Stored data
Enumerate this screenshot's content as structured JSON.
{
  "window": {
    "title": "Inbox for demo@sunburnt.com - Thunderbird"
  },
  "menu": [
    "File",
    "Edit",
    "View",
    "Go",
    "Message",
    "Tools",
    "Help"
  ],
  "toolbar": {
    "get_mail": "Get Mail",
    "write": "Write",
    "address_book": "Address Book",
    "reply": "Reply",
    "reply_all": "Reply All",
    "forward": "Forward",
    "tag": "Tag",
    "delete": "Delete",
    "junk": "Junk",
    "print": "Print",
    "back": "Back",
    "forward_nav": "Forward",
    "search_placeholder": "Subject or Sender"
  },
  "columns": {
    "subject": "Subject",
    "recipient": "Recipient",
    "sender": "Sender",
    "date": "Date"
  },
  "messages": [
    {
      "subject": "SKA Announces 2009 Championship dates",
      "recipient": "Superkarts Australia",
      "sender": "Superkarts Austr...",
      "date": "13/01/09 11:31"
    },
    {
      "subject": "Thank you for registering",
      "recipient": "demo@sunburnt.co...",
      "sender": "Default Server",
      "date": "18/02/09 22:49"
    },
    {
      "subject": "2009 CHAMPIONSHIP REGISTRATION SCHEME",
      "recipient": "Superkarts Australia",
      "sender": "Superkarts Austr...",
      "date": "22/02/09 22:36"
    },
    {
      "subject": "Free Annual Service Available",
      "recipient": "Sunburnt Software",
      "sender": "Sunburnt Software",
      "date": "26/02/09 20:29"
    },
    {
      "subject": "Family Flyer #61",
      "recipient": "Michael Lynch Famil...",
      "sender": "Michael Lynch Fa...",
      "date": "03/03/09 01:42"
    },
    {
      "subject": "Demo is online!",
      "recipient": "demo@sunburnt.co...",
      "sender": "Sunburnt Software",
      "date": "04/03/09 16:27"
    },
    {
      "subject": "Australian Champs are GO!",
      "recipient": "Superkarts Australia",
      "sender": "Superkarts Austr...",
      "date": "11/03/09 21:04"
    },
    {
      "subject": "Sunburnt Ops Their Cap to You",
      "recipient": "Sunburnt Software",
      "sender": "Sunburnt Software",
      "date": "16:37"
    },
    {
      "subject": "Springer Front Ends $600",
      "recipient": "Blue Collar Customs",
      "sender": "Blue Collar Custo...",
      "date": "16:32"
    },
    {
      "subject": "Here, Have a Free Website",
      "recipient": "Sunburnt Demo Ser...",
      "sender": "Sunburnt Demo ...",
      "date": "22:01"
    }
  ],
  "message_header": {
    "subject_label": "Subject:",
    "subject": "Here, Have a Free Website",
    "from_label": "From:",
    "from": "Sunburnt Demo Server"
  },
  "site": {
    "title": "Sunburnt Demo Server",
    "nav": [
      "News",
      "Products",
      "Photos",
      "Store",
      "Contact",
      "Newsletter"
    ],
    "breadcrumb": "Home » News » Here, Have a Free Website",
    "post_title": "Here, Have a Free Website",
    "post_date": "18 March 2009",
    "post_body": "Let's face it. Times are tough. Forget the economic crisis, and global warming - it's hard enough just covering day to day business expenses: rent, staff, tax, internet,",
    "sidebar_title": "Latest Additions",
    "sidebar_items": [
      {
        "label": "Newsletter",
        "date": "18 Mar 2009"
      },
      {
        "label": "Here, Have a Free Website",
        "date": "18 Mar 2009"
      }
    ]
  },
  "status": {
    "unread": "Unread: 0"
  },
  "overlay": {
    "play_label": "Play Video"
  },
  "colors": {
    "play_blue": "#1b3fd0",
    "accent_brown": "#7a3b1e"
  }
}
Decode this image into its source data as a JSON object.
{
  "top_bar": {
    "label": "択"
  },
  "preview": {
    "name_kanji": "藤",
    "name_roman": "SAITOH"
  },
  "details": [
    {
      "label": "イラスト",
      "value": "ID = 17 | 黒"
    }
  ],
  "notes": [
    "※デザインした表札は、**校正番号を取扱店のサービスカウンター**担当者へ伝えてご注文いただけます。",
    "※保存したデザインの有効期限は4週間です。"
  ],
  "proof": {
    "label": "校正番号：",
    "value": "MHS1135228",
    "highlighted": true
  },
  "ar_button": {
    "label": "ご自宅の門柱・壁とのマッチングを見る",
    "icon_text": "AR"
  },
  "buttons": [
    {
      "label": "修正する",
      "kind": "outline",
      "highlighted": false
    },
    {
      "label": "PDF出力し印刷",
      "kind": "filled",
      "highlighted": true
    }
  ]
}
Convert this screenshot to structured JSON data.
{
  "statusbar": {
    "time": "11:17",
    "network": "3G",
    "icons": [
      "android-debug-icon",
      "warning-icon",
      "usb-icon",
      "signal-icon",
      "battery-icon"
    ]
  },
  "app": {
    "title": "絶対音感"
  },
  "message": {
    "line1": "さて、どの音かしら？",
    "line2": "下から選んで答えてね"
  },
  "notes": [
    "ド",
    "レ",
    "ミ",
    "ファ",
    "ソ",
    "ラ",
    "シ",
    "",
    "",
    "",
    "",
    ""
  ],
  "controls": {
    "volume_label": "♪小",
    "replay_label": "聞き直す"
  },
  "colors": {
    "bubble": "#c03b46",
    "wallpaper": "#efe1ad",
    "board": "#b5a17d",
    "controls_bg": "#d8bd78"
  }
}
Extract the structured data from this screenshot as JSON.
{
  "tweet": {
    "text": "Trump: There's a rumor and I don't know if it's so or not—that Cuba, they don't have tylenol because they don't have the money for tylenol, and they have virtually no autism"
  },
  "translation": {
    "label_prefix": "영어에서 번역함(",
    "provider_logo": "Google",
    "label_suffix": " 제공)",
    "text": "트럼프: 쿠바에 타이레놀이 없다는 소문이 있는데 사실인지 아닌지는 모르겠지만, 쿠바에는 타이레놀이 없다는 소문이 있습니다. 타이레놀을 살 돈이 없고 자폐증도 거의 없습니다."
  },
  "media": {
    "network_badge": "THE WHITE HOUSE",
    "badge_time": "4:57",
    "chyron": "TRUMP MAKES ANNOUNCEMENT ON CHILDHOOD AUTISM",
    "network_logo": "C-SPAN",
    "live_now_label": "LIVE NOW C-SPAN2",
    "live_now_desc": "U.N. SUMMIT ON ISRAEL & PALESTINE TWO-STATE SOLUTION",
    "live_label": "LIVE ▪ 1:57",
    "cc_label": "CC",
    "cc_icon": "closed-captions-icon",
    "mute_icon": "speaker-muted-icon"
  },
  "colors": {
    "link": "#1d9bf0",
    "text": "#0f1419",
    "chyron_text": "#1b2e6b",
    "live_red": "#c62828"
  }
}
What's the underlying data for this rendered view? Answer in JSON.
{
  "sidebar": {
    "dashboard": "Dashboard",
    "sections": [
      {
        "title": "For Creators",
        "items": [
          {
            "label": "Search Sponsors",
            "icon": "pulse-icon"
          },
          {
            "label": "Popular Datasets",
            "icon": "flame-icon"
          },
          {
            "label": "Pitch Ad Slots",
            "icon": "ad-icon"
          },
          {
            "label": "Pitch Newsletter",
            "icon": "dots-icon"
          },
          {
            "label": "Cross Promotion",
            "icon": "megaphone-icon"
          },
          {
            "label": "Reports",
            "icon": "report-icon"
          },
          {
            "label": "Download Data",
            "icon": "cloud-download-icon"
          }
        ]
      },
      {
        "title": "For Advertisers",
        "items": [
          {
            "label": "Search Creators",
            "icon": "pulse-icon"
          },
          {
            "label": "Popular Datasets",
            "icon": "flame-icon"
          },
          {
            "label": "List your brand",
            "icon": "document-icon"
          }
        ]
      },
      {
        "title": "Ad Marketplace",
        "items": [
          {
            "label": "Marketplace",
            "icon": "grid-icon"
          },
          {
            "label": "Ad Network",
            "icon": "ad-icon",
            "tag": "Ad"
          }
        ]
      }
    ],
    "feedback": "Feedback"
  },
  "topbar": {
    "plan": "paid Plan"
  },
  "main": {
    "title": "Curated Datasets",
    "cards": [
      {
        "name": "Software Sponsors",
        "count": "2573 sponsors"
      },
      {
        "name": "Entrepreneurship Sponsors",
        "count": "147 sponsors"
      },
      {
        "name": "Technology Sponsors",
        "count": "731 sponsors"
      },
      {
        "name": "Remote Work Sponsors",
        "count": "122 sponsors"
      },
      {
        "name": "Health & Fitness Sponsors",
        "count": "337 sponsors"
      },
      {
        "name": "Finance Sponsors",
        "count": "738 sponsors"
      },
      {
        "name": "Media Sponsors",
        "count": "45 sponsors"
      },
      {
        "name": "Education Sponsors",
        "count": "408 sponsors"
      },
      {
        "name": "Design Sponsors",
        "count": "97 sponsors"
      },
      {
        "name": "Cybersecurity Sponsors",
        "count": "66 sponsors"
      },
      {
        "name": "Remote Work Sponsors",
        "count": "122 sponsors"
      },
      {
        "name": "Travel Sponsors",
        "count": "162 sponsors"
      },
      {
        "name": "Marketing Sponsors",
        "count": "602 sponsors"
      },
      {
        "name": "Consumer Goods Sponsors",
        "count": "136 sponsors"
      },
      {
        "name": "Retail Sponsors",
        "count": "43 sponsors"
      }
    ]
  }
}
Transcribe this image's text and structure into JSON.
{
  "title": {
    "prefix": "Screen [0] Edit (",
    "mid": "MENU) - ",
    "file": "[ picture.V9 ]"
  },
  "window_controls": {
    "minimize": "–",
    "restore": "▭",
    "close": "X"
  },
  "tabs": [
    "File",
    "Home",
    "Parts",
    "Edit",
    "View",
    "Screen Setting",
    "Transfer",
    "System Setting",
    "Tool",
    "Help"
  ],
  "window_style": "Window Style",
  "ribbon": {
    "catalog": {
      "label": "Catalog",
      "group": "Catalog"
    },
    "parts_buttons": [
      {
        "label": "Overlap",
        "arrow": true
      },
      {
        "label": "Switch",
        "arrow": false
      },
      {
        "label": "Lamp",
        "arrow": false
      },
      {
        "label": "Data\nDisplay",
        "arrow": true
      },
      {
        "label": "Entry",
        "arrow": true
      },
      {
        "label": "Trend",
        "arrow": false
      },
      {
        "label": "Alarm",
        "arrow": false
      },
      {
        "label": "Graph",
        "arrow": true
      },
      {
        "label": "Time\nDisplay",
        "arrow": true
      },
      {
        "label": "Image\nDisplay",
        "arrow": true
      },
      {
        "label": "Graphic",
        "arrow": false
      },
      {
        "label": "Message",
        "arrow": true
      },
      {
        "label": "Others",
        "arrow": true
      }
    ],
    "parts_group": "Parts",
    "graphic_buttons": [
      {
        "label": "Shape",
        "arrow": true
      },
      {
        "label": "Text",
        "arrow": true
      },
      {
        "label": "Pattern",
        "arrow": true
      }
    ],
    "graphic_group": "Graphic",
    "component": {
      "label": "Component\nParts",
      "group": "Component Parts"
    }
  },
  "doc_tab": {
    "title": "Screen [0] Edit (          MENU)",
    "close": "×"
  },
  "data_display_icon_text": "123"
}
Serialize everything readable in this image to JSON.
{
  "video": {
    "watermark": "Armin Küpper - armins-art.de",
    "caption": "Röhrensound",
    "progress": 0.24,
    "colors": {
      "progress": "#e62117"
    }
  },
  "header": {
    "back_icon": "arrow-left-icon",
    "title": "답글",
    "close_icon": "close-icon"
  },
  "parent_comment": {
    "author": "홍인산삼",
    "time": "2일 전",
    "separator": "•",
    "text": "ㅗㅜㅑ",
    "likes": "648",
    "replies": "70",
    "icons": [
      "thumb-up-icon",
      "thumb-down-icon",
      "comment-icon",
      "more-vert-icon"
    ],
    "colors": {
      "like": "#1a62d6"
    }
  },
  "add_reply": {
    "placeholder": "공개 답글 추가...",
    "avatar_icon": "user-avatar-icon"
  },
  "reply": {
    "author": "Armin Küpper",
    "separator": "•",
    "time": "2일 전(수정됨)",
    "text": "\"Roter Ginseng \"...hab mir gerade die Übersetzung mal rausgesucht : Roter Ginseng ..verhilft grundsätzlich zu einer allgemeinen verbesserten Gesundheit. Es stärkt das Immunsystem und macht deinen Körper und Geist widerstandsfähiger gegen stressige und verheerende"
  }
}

CHALLENGE »
Restate word for word the lines from the one holding "Serialize everything readable" to the end of the listing, both ends included, and nothing more.

THE SOLUTION »
Serialize everything readable in this image to JSON.
{
  "video": {
    "watermark": "Armin Küpper - armins-art.de",
    "caption": "Röhrensound",
    "progress": 0.24,
    "colors": {
      "progress": "#e62117"
    }
  },
  "header": {
    "back_icon": "arrow-left-icon",
    "title": "답글",
    "close_icon": "close-icon"
  },
  "parent_comment": {
    "author": "홍인산삼",
    "time": "2일 전",
    "separator": "•",
    "text": "ㅗㅜㅑ",
    "likes": "648",
    "replies": "70",
    "icons": [
      "thumb-up-icon",
      "thumb-down-icon",
      "comment-icon",
      "more-vert-icon"
    ],
    "colors": {
      "like": "#1a62d6"
    }
  },
  "add_reply": {
    "placeholder": "공개 답글 추가...",
    "avatar_icon": "user-avatar-icon"
  },
  "reply": {
    "author": "Armin Küpper",
    "separator": "•",
    "time": "2일 전(수정됨)",
    "text": "\"Roter Ginseng \"...hab mir gerade die Übersetzung mal rausgesucht : Roter Ginseng ..verhilft grundsätzlich zu einer allgemeinen verbesserten Gesundheit. Es stärkt das Immunsystem und macht deinen Körper und Geist widerstandsfähiger gegen stressige und verheerende"
  }
}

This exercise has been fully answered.